> [Task description]
Determine how many lines of the records include "type", and answer with the number alone.

> [Given information]
-*-*-

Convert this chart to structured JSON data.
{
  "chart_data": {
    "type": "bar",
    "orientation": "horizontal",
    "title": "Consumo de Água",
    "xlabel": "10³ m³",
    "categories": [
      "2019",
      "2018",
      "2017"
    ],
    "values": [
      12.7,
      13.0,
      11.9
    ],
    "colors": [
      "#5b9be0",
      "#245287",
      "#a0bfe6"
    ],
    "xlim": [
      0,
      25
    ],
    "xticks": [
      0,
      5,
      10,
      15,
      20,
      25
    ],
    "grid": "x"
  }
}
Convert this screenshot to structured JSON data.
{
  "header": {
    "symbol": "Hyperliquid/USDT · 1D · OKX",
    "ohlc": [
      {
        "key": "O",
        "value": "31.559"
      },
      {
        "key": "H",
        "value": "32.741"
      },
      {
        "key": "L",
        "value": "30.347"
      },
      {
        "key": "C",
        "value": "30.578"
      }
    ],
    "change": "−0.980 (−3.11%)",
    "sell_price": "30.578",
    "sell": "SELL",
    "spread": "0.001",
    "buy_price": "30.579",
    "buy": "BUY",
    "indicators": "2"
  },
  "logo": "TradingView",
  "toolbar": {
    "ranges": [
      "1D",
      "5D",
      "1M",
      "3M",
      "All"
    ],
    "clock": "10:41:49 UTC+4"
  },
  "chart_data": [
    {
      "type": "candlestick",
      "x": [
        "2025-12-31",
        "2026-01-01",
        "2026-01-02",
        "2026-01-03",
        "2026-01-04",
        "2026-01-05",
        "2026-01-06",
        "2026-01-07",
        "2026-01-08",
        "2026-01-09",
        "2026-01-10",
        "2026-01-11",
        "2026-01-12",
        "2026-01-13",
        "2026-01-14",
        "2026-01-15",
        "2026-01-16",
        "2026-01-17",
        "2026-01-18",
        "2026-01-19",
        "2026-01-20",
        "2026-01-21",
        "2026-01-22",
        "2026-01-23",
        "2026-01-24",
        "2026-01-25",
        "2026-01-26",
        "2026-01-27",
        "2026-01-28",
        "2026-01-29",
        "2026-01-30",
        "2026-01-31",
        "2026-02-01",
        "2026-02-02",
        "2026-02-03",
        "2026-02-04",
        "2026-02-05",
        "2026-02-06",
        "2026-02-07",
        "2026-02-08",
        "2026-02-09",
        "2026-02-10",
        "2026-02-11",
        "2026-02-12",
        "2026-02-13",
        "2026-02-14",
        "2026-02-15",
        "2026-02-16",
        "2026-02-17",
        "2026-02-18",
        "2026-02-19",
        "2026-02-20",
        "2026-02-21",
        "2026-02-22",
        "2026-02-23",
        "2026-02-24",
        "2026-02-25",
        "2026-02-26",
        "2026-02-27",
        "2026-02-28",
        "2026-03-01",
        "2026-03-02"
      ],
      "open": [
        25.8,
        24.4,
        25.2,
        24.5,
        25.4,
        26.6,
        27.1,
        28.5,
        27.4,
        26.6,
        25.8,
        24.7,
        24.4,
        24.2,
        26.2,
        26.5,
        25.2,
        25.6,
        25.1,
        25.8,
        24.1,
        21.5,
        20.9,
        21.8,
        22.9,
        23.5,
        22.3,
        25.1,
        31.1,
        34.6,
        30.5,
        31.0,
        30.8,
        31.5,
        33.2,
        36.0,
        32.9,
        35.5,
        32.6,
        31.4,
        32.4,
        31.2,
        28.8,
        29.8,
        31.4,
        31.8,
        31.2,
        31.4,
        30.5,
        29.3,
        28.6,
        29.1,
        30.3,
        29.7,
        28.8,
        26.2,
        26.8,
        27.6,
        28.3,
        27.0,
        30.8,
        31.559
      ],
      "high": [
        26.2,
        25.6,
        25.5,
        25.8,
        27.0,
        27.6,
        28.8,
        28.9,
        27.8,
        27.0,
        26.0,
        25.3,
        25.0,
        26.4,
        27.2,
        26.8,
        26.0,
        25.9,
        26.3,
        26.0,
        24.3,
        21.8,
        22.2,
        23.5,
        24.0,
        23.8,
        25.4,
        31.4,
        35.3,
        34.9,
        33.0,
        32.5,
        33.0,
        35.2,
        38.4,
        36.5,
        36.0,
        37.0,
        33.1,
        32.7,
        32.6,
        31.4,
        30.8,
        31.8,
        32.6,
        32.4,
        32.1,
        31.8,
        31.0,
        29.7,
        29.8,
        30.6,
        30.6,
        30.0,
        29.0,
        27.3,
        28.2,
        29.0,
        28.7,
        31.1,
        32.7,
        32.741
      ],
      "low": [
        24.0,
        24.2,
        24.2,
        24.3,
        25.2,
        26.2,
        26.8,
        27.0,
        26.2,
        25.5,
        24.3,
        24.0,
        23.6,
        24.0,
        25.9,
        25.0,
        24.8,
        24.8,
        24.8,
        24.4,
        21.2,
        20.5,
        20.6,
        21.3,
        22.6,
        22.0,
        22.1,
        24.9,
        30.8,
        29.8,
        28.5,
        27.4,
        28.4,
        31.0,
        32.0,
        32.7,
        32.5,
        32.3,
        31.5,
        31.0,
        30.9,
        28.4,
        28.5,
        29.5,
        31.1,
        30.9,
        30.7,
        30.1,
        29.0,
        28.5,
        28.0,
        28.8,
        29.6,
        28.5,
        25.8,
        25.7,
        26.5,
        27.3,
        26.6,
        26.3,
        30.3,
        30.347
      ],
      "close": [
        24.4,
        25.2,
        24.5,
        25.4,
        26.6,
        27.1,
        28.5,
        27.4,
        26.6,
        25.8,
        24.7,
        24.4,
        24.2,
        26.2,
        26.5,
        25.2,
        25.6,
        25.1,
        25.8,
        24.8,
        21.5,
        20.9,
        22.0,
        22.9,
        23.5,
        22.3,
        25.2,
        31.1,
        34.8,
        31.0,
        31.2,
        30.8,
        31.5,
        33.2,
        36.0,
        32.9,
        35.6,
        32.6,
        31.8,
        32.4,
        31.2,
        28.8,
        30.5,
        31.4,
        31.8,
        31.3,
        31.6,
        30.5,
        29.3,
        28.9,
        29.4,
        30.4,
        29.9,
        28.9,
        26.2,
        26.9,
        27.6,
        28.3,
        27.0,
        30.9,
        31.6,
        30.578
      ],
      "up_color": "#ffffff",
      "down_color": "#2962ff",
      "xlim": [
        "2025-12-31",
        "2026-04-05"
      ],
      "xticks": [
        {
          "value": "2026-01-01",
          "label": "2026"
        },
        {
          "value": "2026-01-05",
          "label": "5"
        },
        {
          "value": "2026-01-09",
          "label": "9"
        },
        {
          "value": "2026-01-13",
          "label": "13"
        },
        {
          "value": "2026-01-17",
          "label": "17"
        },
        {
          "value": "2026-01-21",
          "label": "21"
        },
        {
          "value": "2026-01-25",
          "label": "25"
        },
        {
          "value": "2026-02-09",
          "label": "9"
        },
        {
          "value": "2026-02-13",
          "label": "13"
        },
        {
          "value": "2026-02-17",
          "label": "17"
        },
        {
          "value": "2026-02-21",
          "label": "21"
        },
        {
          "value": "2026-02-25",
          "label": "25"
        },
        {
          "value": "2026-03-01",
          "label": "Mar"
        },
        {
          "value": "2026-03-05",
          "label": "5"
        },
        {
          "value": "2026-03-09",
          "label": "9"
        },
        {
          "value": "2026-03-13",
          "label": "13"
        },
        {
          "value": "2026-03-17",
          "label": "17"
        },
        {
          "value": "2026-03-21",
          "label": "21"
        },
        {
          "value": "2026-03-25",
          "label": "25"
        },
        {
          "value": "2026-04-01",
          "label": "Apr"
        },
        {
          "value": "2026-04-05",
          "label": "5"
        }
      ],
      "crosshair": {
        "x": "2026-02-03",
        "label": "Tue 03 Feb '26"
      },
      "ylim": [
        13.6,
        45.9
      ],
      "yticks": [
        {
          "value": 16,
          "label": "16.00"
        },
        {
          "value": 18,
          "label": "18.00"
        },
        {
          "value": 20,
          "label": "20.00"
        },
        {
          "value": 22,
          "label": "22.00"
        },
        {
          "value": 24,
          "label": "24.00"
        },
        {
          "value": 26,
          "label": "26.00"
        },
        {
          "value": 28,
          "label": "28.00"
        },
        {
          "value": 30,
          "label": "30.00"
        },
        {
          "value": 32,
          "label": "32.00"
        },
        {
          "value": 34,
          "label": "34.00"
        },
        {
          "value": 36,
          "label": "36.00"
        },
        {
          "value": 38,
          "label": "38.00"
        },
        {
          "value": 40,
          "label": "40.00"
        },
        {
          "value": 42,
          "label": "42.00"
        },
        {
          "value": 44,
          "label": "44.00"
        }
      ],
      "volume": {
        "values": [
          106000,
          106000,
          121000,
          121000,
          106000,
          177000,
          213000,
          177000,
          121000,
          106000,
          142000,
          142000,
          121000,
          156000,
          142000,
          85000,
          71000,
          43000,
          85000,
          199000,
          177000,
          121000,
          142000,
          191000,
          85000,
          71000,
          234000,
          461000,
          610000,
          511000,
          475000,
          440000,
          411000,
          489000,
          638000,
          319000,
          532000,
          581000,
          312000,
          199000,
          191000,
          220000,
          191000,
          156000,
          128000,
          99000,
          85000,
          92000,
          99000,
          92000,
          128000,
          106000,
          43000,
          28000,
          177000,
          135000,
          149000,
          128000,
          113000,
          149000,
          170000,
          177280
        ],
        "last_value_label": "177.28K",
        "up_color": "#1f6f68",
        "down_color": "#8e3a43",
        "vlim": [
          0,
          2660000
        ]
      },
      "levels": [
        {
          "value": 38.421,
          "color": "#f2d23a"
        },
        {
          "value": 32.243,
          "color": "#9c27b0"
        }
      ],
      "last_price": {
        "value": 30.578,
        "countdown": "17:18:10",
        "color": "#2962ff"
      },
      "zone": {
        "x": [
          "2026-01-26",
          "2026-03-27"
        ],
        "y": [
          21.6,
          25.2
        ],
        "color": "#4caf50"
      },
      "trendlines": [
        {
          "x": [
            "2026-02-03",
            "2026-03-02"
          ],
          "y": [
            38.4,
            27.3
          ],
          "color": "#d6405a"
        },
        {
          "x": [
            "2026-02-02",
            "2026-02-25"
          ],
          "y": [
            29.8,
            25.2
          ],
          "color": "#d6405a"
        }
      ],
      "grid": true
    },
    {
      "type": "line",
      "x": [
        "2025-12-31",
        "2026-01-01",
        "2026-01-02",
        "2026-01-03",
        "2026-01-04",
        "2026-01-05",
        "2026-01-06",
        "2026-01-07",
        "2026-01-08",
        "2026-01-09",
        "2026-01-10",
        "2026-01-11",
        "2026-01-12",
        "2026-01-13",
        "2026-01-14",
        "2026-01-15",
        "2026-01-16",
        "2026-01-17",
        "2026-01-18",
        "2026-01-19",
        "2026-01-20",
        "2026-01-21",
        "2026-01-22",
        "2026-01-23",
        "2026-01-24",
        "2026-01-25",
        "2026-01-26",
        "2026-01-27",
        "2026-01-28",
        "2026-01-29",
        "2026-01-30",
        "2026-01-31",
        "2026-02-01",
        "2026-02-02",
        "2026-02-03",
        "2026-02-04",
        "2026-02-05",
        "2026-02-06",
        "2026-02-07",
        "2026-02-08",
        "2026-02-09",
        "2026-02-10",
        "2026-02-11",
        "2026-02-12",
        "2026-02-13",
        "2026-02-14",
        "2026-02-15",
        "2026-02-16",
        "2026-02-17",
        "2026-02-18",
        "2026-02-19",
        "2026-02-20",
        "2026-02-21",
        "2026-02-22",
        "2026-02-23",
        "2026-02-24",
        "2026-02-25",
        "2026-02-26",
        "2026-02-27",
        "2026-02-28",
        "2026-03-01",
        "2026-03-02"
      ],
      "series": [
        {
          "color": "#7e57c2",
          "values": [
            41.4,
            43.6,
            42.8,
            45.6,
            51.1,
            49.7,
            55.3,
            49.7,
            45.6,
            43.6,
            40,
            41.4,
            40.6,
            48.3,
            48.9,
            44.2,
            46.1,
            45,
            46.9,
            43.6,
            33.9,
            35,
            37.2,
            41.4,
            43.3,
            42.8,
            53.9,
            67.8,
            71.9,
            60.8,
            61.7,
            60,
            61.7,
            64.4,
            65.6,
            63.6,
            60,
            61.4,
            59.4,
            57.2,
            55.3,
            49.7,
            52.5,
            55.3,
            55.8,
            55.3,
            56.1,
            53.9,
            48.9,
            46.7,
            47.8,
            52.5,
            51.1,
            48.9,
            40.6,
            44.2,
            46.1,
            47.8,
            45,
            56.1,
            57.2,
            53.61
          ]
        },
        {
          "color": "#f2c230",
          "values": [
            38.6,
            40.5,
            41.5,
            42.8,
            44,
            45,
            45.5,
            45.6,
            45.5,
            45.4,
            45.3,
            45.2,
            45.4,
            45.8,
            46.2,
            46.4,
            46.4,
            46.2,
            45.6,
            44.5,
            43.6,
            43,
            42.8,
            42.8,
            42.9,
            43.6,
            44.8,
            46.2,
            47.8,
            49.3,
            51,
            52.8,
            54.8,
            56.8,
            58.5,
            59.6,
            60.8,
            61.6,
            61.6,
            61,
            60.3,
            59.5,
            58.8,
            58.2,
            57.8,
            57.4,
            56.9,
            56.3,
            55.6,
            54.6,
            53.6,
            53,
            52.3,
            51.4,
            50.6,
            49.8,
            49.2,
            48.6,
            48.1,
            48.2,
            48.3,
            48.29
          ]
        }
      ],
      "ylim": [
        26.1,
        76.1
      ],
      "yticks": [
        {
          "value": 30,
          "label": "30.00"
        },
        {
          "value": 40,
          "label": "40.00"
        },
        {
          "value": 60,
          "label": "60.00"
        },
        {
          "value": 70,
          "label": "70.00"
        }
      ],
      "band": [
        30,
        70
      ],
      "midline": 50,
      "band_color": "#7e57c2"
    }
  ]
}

-*-*-

> [Full response]
3